### Exercise brief
Copy the data word for word, keeping every line.

[Collected data entries]
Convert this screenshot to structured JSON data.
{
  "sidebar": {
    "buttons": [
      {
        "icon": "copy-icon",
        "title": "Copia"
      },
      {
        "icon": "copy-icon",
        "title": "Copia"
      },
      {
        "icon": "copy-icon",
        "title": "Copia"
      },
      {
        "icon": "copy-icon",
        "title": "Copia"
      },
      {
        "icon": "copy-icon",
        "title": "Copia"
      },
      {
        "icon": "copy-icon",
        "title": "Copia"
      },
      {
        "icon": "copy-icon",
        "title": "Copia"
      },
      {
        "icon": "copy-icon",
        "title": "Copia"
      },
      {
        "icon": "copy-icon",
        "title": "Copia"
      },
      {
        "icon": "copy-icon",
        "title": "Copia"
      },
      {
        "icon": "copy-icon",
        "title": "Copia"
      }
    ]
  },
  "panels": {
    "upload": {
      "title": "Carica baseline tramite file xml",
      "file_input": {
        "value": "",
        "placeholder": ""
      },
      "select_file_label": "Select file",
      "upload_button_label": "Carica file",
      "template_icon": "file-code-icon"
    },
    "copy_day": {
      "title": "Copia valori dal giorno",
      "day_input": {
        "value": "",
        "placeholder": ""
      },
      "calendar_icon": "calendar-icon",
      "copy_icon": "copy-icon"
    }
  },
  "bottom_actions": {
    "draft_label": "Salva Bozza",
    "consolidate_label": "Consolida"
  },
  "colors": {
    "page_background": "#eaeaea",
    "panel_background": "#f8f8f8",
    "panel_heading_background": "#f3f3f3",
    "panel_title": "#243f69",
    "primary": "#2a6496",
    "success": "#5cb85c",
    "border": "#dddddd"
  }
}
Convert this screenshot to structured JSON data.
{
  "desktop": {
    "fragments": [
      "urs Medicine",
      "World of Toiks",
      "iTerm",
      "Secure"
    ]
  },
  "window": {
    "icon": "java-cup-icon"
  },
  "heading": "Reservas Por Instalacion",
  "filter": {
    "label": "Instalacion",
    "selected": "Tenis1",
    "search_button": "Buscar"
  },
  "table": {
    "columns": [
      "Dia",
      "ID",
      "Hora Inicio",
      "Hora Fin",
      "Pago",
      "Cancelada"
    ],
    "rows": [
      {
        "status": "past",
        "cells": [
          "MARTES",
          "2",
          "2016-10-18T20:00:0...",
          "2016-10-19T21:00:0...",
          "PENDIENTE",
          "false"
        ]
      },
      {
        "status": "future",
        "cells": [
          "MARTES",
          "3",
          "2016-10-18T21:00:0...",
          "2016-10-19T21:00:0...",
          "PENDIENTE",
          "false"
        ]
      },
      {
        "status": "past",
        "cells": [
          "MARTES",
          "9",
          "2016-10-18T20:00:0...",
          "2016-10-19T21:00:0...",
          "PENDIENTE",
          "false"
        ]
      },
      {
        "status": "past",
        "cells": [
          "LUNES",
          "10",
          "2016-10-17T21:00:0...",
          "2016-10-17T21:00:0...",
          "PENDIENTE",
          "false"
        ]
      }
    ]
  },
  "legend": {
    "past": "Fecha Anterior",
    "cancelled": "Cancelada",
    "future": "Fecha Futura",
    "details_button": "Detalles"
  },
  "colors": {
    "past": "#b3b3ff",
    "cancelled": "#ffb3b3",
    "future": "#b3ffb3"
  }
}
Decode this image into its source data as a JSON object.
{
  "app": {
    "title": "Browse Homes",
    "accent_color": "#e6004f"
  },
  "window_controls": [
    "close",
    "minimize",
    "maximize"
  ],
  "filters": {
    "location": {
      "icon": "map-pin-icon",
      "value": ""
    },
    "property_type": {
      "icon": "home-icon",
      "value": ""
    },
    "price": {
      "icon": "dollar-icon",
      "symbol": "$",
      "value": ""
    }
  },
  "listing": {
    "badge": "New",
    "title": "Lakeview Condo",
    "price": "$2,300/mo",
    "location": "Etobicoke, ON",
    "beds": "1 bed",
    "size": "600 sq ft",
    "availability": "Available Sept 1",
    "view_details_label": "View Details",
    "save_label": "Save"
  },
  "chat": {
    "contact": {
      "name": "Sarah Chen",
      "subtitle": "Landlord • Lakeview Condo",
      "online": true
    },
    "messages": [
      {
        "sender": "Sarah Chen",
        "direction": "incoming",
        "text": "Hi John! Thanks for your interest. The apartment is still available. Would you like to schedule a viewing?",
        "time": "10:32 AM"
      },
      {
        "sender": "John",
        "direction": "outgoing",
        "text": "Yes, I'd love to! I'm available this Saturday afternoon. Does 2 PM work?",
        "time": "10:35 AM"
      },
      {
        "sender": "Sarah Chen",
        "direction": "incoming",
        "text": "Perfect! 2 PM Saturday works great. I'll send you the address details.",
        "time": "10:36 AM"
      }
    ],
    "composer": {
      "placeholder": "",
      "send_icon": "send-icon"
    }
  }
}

### Expected answer
Convert this screenshot to structured JSON data.
{
  "sidebar": {
    "buttons": [
      {
        "icon": "copy-icon",
        "title": "Copia"
      },
      {
        "icon": "copy-icon",
        "title": "Copia"
      },
      {
        "icon": "copy-icon",
        "title": "Copia"
      },
      {
        "icon": "copy-icon",
        "title": "Copia"
      },
      {
        "icon": "copy-icon",
        "title": "Copia"
      },
      {
        "icon": "copy-icon",
        "title": "Copia"
      },
      {
        "icon": "copy-icon",
        "title": "Copia"
      },
      {
        "icon": "copy-icon",
        "title": "Copia"
      },
      {
        "icon": "copy-icon",
        "title": "Copia"
      },
      {
        "icon": "copy-icon",
        "title": "Copia"
      },
      {
        "icon": "copy-icon",
        "title": "Copia"
      }
    ]
  },
  "panels": {
    "upload": {
      "title": "Carica baseline tramite file xml",
      "file_input": {
        "value": "",
        "placeholder": ""
      },
      "select_file_label": "Select file",
      "upload_button_label": "Carica file",
      "template_icon": "file-code-icon"
    },
    "copy_day": {
      "title": "Copia valori dal giorno",
      "day_input": {
        "value": "",
        "placeholder": ""
      },
      "calendar_icon": "calendar-icon",
      "copy_icon": "copy-icon"
    }
  },
  "bottom_actions": {
    "draft_label": "Salva Bozza",
    "consolidate_label": "Consolida"
  },
  "colors": {
    "page_background": "#eaeaea",
    "panel_background": "#f8f8f8",
    "panel_heading_background": "#f3f3f3",
    "panel_title": "#243f69",
    "primary": "#2a6496",
    "success": "#5cb85c",
    "border": "#dddddd"
  }
}
Convert this screenshot to structured JSON data.
{
  "desktop": {
    "fragments": [
      "urs Medicine",
      "World of Toiks",
      "iTerm",
      "Secure"
    ]
  },
  "window": {
    "icon": "java-cup-icon"
  },
  "heading": "Reservas Por Instalacion",
  "filter": {
    "label": "Instalacion",
    "selected": "Tenis1",
    "search_button": "Buscar"
  },
  "table": {
    "columns": [
      "Dia",
      "ID",
      "Hora Inicio",
      "Hora Fin",
      "Pago",
      "Cancelada"
    ],
    "rows": [
      {
        "status": "past",
        "cells": [
          "MARTES",
          "2",
          "2016-10-18T20:00:0...",
          "2016-10-19T21:00:0...",
          "PENDIENTE",
          "false"
        ]
      },
      {
        "status": "future",
        "cells": [
          "MARTES",
          "3",
          "2016-10-18T21:00:0...",
          "2016-10-19T21:00:0...",
          "PENDIENTE",
          "false"
        ]
      },
      {
        "status": "past",
        "cells": [
          "MARTES",
          "9",
          "2016-10-18T20:00:0...",
          "2016-10-19T21:00:0...",
          "PENDIENTE",
          "false"
        ]
      },
      {
        "status": "past",
        "cells": [
          "LUNES",
          "10",
          "2016-10-17T21:00:0...",
          "2016-10-17T21:00:0...",
          "PENDIENTE",
          "false"
        ]
      }
    ]
  },
  "legend": {
    "past": "Fecha Anterior",
    "cancelled": "Cancelada",
    "future": "Fecha Futura",
    "details_button": "Detalles"
  },
  "colors": {
    "past": "#b3b3ff",
    "cancelled": "#ffb3b3",
    "future": "#b3ffb3"
  }
}
Decode this image into its source data as a JSON object.
{
  "app": {
    "title": "Browse Homes",
    "accent_color": "#e6004f"
  },
  "window_controls": [
    "close",
    "minimize",
    "maximize"
  ],
  "filters": {
    "location": {
      "icon": "map-pin-icon",
      "value": ""
    },
    "property_type": {
      "icon": "home-icon",
      "value": ""
    },
    "price": {
      "icon": "dollar-icon",
      "symbol": "$",
      "value": ""
    }
  },
  "listing": {
    "badge": "New",
    "title": "Lakeview Condo",
    "price": "$2,300/mo",
    "location": "Etobicoke, ON",
    "beds": "1 bed",
    "size": "600 sq ft",
    "availability": "Available Sept 1",
    "view_details_label": "View Details",
    "save_label": "Save"
  },
  "chat": {
    "contact": {
      "name": "Sarah Chen",
      "subtitle": "Landlord • Lakeview Condo",
      "online": true
    },
    "messages": [
      {
        "sender": "Sarah Chen",
        "direction": "incoming",
        "text": "Hi John! Thanks for your interest. The apartment is still available. Would you like to schedule a viewing?",
        "time": "10:32 AM"
      },
      {
        "sender": "John",
        "direction": "outgoing",
        "text": "Yes, I'd love to! I'm available this Saturday afternoon. Does 2 PM work?",
        "time": "10:35 AM"
      },
      {
        "sender": "Sarah Chen",
        "direction": "incoming",
        "text": "Perfect! 2 PM Saturday works great. I'll send you the address details.",
        "time": "10:36 AM"
      }
    ],
    "composer": {
      "placeholder": "",
      "send_icon": "send-icon"
    }
  }
}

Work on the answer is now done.